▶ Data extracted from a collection

════════════════════

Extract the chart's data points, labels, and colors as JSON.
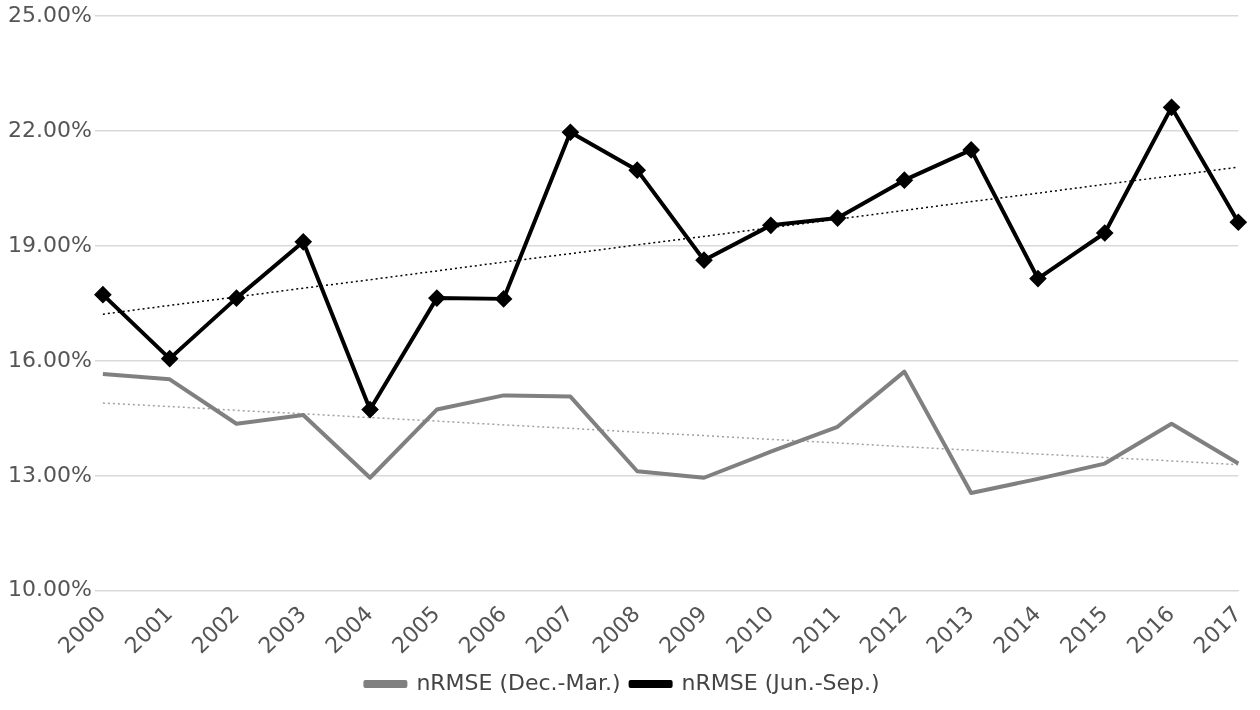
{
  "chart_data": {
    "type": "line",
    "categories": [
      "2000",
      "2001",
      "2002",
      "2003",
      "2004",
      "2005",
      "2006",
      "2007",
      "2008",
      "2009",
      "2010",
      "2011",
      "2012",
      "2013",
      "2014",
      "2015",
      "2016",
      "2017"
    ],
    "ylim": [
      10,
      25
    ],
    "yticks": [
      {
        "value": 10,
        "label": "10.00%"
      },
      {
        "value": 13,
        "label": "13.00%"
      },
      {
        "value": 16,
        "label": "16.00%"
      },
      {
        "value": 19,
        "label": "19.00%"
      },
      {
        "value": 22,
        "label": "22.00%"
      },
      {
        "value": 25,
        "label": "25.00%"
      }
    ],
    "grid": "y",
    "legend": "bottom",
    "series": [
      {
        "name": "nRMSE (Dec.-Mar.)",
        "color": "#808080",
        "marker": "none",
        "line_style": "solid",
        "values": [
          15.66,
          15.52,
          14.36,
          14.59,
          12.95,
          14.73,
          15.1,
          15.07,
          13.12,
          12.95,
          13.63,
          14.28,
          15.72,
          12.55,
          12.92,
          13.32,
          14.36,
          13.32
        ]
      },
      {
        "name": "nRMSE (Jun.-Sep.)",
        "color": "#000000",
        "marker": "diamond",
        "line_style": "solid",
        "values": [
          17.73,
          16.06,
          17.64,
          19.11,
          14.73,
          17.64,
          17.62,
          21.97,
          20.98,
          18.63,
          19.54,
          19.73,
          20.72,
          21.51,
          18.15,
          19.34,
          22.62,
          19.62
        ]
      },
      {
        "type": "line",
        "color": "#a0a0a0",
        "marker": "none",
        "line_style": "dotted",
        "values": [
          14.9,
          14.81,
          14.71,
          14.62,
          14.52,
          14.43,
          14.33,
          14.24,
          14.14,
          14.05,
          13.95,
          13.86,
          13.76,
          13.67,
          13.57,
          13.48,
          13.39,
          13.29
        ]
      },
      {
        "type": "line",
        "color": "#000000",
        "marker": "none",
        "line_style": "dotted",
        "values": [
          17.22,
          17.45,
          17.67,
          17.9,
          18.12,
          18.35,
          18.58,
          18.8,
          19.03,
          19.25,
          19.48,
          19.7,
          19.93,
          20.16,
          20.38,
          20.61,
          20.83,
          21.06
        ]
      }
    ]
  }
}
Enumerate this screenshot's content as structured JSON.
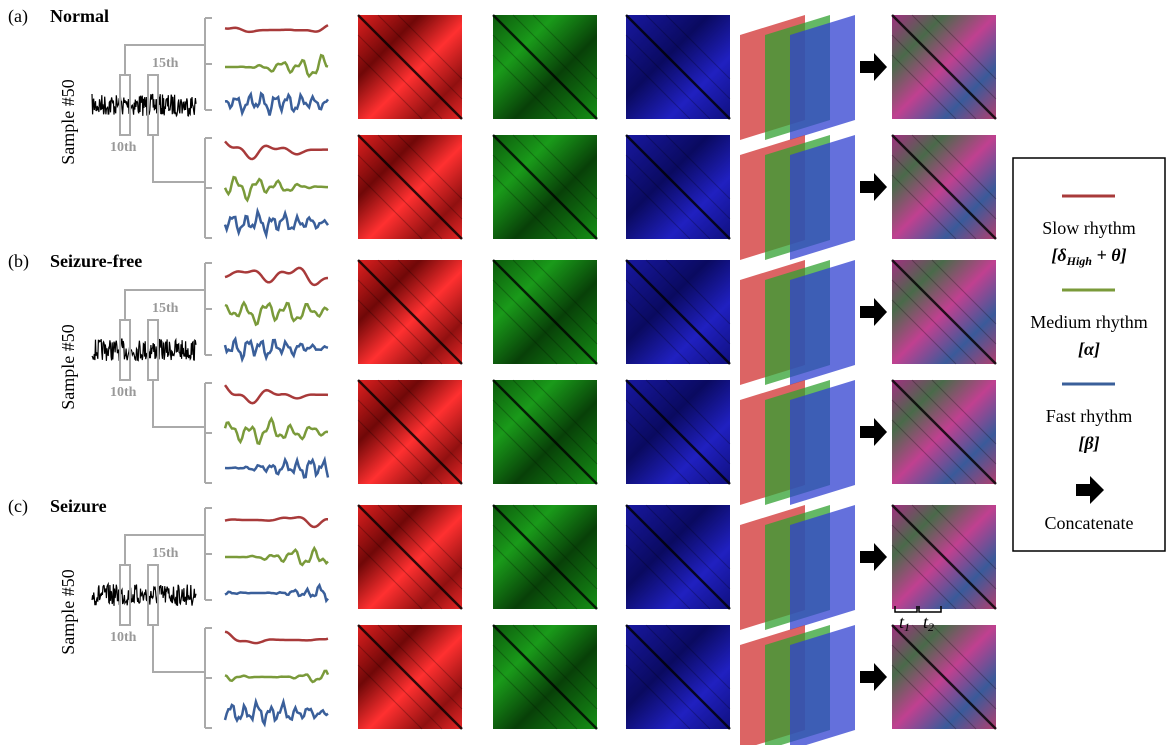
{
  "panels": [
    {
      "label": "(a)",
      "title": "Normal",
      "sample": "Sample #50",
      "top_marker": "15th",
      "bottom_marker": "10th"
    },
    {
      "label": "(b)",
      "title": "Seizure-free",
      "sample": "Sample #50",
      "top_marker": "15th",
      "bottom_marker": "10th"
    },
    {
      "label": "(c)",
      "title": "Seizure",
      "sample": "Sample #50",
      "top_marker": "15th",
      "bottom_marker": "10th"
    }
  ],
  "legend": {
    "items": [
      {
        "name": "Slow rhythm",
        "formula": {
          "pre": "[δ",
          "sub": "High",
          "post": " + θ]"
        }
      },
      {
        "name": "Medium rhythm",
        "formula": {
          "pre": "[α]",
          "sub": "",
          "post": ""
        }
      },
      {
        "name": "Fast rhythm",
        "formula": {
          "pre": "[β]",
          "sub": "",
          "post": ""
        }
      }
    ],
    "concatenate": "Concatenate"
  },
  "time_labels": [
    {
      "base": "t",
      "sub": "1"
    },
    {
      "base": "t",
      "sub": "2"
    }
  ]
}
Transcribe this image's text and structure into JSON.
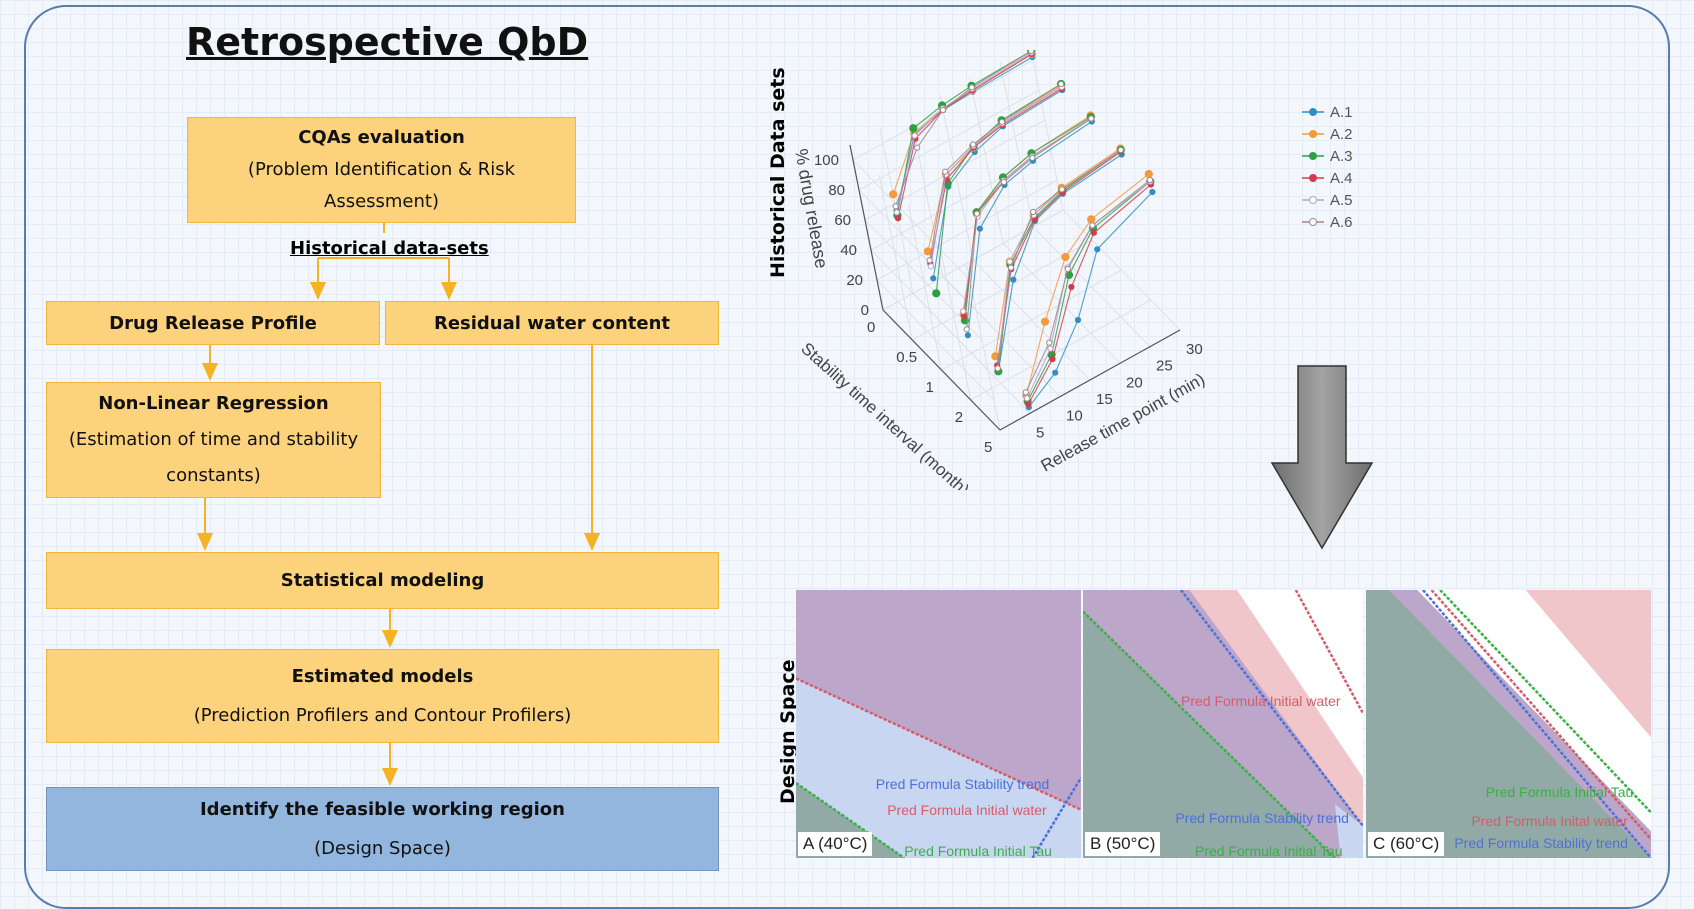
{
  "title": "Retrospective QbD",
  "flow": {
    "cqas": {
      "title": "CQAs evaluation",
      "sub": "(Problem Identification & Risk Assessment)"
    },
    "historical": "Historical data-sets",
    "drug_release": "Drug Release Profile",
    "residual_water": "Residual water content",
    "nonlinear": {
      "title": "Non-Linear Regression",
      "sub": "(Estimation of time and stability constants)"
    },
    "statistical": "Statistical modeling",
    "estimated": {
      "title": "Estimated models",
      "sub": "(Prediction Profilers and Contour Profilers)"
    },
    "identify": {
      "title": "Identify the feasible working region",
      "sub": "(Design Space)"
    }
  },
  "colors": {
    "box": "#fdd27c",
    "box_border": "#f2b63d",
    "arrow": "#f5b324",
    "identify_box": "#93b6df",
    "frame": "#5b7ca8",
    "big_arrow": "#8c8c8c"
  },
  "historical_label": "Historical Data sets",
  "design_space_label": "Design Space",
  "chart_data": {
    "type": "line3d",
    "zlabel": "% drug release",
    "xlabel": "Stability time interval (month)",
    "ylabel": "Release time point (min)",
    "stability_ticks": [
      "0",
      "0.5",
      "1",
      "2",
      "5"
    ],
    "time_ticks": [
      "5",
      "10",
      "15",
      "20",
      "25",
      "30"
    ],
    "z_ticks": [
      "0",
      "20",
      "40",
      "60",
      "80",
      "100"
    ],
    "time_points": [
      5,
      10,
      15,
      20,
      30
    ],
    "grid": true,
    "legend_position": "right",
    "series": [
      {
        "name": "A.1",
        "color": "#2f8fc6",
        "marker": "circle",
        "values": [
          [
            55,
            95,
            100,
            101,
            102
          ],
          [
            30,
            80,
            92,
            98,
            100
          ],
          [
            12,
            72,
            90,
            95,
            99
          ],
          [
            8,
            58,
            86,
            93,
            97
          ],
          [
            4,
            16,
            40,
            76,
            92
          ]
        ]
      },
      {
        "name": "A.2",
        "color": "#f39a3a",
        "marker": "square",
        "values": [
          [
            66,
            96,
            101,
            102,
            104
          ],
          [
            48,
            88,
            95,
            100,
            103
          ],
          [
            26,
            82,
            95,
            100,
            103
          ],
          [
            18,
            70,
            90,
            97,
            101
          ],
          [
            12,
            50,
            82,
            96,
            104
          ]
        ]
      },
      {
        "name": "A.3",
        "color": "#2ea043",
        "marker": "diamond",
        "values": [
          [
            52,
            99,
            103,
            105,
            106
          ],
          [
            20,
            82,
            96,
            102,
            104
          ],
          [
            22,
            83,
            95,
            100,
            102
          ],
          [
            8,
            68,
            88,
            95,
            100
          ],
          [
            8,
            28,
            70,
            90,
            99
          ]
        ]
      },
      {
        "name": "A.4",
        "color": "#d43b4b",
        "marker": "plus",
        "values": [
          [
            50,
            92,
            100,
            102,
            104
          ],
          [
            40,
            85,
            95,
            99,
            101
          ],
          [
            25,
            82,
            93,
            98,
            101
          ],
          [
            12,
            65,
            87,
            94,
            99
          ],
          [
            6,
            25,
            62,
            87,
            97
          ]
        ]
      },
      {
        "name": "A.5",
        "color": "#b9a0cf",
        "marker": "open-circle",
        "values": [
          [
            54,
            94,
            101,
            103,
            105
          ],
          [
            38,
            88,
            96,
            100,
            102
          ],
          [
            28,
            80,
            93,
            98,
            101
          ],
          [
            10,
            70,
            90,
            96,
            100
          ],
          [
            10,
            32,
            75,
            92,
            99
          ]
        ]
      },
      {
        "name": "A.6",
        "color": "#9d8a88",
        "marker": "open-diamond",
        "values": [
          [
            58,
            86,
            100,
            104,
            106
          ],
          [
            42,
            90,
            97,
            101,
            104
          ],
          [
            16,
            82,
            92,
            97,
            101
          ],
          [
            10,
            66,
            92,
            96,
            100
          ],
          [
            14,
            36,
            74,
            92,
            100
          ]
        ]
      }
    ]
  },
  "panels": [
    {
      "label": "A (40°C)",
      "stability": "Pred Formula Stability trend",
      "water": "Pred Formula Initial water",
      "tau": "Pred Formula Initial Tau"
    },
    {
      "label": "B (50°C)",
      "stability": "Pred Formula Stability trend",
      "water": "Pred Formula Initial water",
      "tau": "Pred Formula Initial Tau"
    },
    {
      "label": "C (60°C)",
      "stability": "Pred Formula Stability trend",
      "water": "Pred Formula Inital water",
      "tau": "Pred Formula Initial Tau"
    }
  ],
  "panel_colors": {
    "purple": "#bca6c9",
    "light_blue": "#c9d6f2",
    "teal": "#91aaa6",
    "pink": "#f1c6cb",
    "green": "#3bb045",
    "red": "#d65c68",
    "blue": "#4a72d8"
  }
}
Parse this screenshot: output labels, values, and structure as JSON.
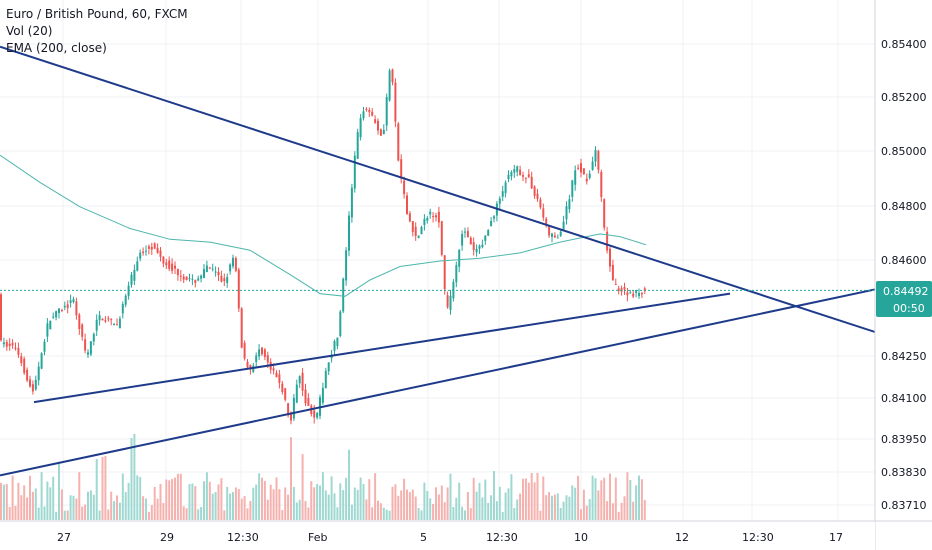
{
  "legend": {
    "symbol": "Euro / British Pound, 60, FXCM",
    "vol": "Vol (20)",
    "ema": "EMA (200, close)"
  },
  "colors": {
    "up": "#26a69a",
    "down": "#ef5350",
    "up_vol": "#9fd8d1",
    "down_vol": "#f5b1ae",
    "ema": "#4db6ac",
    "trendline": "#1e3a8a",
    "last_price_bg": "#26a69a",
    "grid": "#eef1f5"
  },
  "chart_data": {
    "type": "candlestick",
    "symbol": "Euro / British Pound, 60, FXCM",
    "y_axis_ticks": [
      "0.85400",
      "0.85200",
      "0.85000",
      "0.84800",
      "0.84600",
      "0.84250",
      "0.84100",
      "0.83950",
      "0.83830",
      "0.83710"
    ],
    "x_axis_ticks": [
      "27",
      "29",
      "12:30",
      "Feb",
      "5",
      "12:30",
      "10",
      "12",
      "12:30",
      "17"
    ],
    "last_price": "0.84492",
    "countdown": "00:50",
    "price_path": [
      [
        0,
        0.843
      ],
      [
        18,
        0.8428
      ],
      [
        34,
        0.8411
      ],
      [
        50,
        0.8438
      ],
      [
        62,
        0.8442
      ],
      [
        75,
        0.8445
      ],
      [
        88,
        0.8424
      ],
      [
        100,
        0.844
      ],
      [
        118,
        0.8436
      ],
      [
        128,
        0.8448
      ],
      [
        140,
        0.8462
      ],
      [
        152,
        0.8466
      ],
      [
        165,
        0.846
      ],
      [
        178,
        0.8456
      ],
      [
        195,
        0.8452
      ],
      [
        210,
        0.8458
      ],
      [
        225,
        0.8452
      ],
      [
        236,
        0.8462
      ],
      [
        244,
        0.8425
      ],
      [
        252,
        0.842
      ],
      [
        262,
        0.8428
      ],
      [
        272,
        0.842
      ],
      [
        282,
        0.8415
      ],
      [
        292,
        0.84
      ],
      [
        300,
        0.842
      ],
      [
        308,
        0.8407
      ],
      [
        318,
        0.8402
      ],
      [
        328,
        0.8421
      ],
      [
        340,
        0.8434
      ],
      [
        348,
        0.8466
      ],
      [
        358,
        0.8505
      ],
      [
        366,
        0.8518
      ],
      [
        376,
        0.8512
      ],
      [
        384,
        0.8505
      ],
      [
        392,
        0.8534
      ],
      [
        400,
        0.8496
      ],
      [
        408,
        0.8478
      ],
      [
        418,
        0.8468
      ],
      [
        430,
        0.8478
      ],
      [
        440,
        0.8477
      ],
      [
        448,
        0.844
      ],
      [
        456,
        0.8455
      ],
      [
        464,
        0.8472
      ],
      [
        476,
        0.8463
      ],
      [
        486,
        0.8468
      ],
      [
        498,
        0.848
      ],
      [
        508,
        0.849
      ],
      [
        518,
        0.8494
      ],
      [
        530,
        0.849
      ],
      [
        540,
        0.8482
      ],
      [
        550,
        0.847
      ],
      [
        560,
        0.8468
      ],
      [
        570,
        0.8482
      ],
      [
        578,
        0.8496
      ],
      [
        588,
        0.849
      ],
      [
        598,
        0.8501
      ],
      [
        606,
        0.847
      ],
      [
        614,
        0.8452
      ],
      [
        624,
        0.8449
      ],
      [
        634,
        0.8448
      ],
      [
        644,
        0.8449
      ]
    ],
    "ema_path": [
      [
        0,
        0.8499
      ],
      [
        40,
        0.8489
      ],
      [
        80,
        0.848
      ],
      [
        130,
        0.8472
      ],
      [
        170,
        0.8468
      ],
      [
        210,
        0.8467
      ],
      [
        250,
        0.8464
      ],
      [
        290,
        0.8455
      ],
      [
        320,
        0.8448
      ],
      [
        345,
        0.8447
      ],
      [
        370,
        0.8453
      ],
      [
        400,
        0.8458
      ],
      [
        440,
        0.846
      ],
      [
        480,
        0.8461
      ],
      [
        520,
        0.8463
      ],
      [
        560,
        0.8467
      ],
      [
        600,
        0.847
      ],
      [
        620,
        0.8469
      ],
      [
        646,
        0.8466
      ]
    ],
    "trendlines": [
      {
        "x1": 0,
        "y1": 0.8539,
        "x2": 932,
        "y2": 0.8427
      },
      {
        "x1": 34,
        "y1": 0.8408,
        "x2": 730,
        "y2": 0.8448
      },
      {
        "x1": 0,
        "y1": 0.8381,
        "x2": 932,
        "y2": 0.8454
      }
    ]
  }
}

════════════════════

▶ What the task asks
In the listing above, find each line with the word "name" and copy it.

▶ Task result
        "name": "nRMSE (Dec.-Mar.)",
        "name": "nRMSE (Jun.-Sep.)",
        "name": "Slow rhythm",
        "name": "Medium rhythm",
        "name": "Fast rhythm",
        "name": "A.1",
        "name": "A.2",
        "name": "A.3",
        "name": "A.4",
        "name": "A.5",
        "name": "A.6",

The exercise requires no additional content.